-- Begin Supplied material --

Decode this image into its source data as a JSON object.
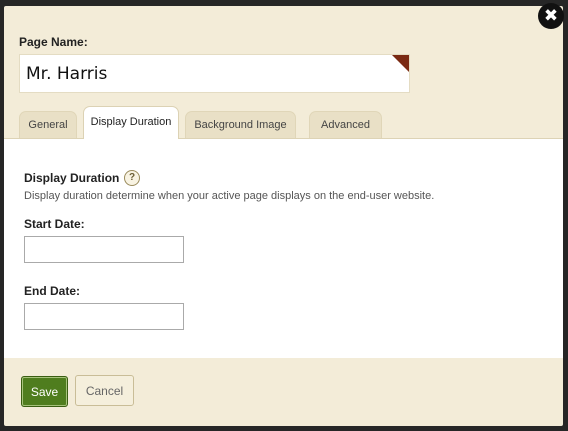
{
  "dialog": {
    "close_glyph": "✖",
    "page_name_label": "Page Name:",
    "page_name_value": "Mr. Harris"
  },
  "tabs": [
    {
      "label": "General",
      "active": false
    },
    {
      "label": "Display Duration",
      "active": true
    },
    {
      "label": "Background Image",
      "active": false
    },
    {
      "label": "Advanced",
      "active": false
    }
  ],
  "section": {
    "title": "Display Duration",
    "help_glyph": "?",
    "description": "Display duration determine when your active page displays on the end-user website."
  },
  "fields": {
    "start_date_label": "Start Date:",
    "start_date_value": "",
    "end_date_label": "End Date:",
    "end_date_value": ""
  },
  "buttons": {
    "save_label": "Save",
    "cancel_label": "Cancel"
  },
  "icons": {
    "close": "close-icon",
    "help": "help-icon",
    "corner": "corner-flag-icon"
  },
  "colors": {
    "save_button": "#4f7d1e",
    "panel_bg": "#f3ecd8",
    "corner_flag": "#7a2a13"
  }
}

-- End Supplied material --

### Brief
The records above are to be restated exactly, without their pictures.

### Reply
Decode this image into its source data as a JSON object.
{
  "dialog": {
    "close_glyph": "✖",
    "page_name_label": "Page Name:",
    "page_name_value": "Mr. Harris"
  },
  "tabs": [
    {
      "label": "General",
      "active": false
    },
    {
      "label": "Display Duration",
      "active": true
    },
    {
      "label": "Background Image",
      "active": false
    },
    {
      "label": "Advanced",
      "active": false
    }
  ],
  "section": {
    "title": "Display Duration",
    "help_glyph": "?",
    "description": "Display duration determine when your active page displays on the end-user website."
  },
  "fields": {
    "start_date_label": "Start Date:",
    "start_date_value": "",
    "end_date_label": "End Date:",
    "end_date_value": ""
  },
  "buttons": {
    "save_label": "Save",
    "cancel_label": "Cancel"
  },
  "icons": {
    "close": "close-icon",
    "help": "help-icon",
    "corner": "corner-flag-icon"
  },
  "colors": {
    "save_button": "#4f7d1e",
    "panel_bg": "#f3ecd8",
    "corner_flag": "#7a2a13"
  }
}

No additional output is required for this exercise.